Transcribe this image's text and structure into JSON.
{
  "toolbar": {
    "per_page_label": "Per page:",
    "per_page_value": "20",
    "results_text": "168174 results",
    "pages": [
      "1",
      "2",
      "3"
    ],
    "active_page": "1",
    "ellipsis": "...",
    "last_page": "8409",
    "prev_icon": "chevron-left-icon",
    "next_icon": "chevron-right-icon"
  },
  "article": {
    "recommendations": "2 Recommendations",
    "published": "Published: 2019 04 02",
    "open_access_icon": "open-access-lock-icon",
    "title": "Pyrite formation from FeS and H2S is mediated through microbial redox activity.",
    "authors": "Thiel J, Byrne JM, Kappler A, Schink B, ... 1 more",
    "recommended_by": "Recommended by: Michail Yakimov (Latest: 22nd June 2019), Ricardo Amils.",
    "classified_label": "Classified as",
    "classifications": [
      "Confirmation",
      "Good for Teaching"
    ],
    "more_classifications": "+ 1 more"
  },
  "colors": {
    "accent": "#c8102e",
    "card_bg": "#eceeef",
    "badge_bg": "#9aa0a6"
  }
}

+++

--- Your goal ---
Each line containing the word "chevron" counts once; report the total alone.

--- Answer to this exercise ---
2